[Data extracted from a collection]
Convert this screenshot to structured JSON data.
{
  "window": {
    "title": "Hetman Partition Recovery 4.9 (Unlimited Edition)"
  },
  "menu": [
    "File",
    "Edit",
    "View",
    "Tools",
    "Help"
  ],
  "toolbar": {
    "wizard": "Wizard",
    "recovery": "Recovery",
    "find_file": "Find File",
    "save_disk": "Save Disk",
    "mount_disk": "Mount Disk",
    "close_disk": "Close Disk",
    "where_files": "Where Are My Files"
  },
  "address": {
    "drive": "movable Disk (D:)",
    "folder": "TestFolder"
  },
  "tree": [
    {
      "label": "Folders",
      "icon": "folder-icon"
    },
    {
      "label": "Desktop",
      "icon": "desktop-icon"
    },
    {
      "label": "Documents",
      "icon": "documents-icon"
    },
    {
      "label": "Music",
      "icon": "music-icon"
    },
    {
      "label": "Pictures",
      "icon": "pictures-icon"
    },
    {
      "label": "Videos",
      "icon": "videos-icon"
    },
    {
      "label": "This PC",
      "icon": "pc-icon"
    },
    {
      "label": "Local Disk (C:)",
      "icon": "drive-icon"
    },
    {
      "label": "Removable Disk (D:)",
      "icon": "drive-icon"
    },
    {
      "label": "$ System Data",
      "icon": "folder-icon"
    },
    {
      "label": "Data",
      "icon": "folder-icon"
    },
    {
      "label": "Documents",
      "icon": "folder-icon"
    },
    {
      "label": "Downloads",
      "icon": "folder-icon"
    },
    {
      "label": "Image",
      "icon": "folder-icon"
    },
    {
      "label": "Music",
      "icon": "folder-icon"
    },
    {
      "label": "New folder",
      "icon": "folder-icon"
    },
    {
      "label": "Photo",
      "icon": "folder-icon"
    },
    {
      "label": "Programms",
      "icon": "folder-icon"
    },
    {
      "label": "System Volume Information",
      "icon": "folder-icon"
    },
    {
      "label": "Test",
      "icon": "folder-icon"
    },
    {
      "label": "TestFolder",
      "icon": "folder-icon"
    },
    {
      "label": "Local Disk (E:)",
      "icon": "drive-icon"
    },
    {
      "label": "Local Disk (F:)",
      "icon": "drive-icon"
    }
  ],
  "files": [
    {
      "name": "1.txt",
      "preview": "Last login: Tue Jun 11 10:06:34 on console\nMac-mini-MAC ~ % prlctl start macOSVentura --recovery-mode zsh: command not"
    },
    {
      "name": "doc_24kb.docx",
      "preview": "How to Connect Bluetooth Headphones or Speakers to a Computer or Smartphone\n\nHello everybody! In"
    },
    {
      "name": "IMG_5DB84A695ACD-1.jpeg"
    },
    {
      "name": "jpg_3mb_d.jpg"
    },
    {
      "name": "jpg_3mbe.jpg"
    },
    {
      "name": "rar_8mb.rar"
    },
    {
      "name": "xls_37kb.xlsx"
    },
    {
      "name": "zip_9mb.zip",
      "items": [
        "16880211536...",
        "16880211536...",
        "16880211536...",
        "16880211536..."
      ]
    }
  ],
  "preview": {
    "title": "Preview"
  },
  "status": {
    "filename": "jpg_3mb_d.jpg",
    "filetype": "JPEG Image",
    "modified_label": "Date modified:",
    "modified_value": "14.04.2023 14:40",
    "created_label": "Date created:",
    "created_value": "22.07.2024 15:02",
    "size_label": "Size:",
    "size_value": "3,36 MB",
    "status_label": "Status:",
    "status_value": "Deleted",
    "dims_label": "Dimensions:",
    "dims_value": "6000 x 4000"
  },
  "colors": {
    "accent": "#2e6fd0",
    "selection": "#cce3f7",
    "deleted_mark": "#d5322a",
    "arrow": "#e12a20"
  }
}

● **Directive**:
Repeat the data above exactly.

● **Task answer**:
Convert this screenshot to structured JSON data.
{
  "window": {
    "title": "Hetman Partition Recovery 4.9 (Unlimited Edition)"
  },
  "menu": [
    "File",
    "Edit",
    "View",
    "Tools",
    "Help"
  ],
  "toolbar": {
    "wizard": "Wizard",
    "recovery": "Recovery",
    "find_file": "Find File",
    "save_disk": "Save Disk",
    "mount_disk": "Mount Disk",
    "close_disk": "Close Disk",
    "where_files": "Where Are My Files"
  },
  "address": {
    "drive": "movable Disk (D:)",
    "folder": "TestFolder"
  },
  "tree": [
    {
      "label": "Folders",
      "icon": "folder-icon"
    },
    {
      "label": "Desktop",
      "icon": "desktop-icon"
    },
    {
      "label": "Documents",
      "icon": "documents-icon"
    },
    {
      "label": "Music",
      "icon": "music-icon"
    },
    {
      "label": "Pictures",
      "icon": "pictures-icon"
    },
    {
      "label": "Videos",
      "icon": "videos-icon"
    },
    {
      "label": "This PC",
      "icon": "pc-icon"
    },
    {
      "label": "Local Disk (C:)",
      "icon": "drive-icon"
    },
    {
      "label": "Removable Disk (D:)",
      "icon": "drive-icon"
    },
    {
      "label": "$ System Data",
      "icon": "folder-icon"
    },
    {
      "label": "Data",
      "icon": "folder-icon"
    },
    {
      "label": "Documents",
      "icon": "folder-icon"
    },
    {
      "label": "Downloads",
      "icon": "folder-icon"
    },
    {
      "label": "Image",
      "icon": "folder-icon"
    },
    {
      "label": "Music",
      "icon": "folder-icon"
    },
    {
      "label": "New folder",
      "icon": "folder-icon"
    },
    {
      "label": "Photo",
      "icon": "folder-icon"
    },
    {
      "label": "Programms",
      "icon": "folder-icon"
    },
    {
      "label": "System Volume Information",
      "icon": "folder-icon"
    },
    {
      "label": "Test",
      "icon": "folder-icon"
    },
    {
      "label": "TestFolder",
      "icon": "folder-icon"
    },
    {
      "label": "Local Disk (E:)",
      "icon": "drive-icon"
    },
    {
      "label": "Local Disk (F:)",
      "icon": "drive-icon"
    }
  ],
  "files": [
    {
      "name": "1.txt",
      "preview": "Last login: Tue Jun 11 10:06:34 on console\nMac-mini-MAC ~ % prlctl start macOSVentura --recovery-mode zsh: command not"
    },
    {
      "name": "doc_24kb.docx",
      "preview": "How to Connect Bluetooth Headphones or Speakers to a Computer or Smartphone\n\nHello everybody! In"
    },
    {
      "name": "IMG_5DB84A695ACD-1.jpeg"
    },
    {
      "name": "jpg_3mb_d.jpg"
    },
    {
      "name": "jpg_3mbe.jpg"
    },
    {
      "name": "rar_8mb.rar"
    },
    {
      "name": "xls_37kb.xlsx"
    },
    {
      "name": "zip_9mb.zip",
      "items": [
        "16880211536...",
        "16880211536...",
        "16880211536...",
        "16880211536..."
      ]
    }
  ],
  "preview": {
    "title": "Preview"
  },
  "status": {
    "filename": "jpg_3mb_d.jpg",
    "filetype": "JPEG Image",
    "modified_label": "Date modified:",
    "modified_value": "14.04.2023 14:40",
    "created_label": "Date created:",
    "created_value": "22.07.2024 15:02",
    "size_label": "Size:",
    "size_value": "3,36 MB",
    "status_label": "Status:",
    "status_value": "Deleted",
    "dims_label": "Dimensions:",
    "dims_value": "6000 x 4000"
  },
  "colors": {
    "accent": "#2e6fd0",
    "selection": "#cce3f7",
    "deleted_mark": "#d5322a",
    "arrow": "#e12a20"
  }
}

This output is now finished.